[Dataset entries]
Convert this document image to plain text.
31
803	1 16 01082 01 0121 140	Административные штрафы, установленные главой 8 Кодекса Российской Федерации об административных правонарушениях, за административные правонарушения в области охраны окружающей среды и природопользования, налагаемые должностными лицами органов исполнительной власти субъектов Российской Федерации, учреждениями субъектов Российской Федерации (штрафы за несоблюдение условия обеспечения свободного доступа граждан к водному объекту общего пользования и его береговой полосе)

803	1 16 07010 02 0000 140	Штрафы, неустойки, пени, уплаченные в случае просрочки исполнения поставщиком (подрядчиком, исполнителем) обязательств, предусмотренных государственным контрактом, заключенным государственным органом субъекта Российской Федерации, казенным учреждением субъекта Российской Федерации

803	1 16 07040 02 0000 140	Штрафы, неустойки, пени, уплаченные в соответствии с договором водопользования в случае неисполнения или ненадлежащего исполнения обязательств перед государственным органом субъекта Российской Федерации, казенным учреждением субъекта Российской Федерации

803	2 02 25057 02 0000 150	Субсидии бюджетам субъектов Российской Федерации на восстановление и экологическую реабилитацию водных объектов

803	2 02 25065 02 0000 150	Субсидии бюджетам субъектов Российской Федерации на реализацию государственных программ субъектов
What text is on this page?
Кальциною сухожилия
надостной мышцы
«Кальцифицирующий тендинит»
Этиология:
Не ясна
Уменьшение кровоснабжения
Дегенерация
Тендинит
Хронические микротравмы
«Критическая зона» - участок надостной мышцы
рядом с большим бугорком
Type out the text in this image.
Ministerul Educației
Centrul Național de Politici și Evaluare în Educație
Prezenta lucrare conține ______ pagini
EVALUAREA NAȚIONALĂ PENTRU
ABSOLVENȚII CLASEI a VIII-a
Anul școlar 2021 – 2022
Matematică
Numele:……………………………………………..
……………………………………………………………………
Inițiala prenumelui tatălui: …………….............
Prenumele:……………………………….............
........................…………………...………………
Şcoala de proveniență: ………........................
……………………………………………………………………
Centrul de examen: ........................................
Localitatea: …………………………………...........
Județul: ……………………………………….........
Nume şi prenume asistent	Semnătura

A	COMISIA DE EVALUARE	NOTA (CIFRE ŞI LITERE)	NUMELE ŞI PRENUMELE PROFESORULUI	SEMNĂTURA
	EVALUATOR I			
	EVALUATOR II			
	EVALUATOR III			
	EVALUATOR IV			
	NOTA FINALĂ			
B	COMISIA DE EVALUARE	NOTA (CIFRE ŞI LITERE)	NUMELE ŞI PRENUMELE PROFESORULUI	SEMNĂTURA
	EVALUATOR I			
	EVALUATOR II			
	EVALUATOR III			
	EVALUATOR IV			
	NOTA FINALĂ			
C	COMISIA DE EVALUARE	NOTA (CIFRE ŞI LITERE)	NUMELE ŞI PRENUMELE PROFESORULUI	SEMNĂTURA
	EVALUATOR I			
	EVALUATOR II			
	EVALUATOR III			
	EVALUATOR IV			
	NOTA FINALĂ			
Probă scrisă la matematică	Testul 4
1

Exercise prompt: The data above must be returned in full, exactly as written.

Task solution:
Convert this document image to plain text.
31
803	1 16 01082 01 0121 140	Административные штрафы, установленные главой 8 Кодекса Российской Федерации об административных правонарушениях, за административные правонарушения в области охраны окружающей среды и природопользования, налагаемые должностными лицами органов исполнительной власти субъектов Российской Федерации, учреждениями субъектов Российской Федерации (штрафы за несоблюдение условия обеспечения свободного доступа граждан к водному объекту общего пользования и его береговой полосе)

803	1 16 07010 02 0000 140	Штрафы, неустойки, пени, уплаченные в случае просрочки исполнения поставщиком (подрядчиком, исполнителем) обязательств, предусмотренных государственным контрактом, заключенным государственным органом субъекта Российской Федерации, казенным учреждением субъекта Российской Федерации

803	1 16 07040 02 0000 140	Штрафы, неустойки, пени, уплаченные в соответствии с договором водопользования в случае неисполнения или ненадлежащего исполнения обязательств перед государственным органом субъекта Российской Федерации, казенным учреждением субъекта Российской Федерации

803	2 02 25057 02 0000 150	Субсидии бюджетам субъектов Российской Федерации на восстановление и экологическую реабилитацию водных объектов

803	2 02 25065 02 0000 150	Субсидии бюджетам субъектов Российской Федерации на реализацию государственных программ субъектов
What text is on this page?
Кальциною сухожилия
надостной мышцы
«Кальцифицирующий тендинит»
Этиология:
Не ясна
Уменьшение кровоснабжения
Дегенерация
Тендинит
Хронические микротравмы
«Критическая зона» - участок надостной мышцы
рядом с большим бугорком
Type out the text in this image.
Ministerul Educației
Centrul Național de Politici și Evaluare în Educație
Prezenta lucrare conține ______ pagini
EVALUAREA NAȚIONALĂ PENTRU
ABSOLVENȚII CLASEI a VIII-a
Anul școlar 2021 – 2022
Matematică
Numele:……………………………………………..
……………………………………………………………………
Inițiala prenumelui tatălui: …………….............
Prenumele:……………………………….............
........................…………………...………………
Şcoala de proveniență: ………........................
……………………………………………………………………
Centrul de examen: ........................................
Localitatea: …………………………………...........
Județul: ……………………………………….........
Nume şi prenume asistent	Semnătura

A	COMISIA DE EVALUARE	NOTA (CIFRE ŞI LITERE)	NUMELE ŞI PRENUMELE PROFESORULUI	SEMNĂTURA
	EVALUATOR I			
	EVALUATOR II			
	EVALUATOR III			
	EVALUATOR IV			
	NOTA FINALĂ			
B	COMISIA DE EVALUARE	NOTA (CIFRE ŞI LITERE)	NUMELE ŞI PRENUMELE PROFESORULUI	SEMNĂTURA
	EVALUATOR I			
	EVALUATOR II			
	EVALUATOR III			
	EVALUATOR IV			
	NOTA FINALĂ			
C	COMISIA DE EVALUARE	NOTA (CIFRE ŞI LITERE)	NUMELE ŞI PRENUMELE PROFESORULUI	SEMNĂTURA
	EVALUATOR I			
	EVALUATOR II			
	EVALUATOR III			
	EVALUATOR IV			
	NOTA FINALĂ			
Probă scrisă la matematică	Testul 4
1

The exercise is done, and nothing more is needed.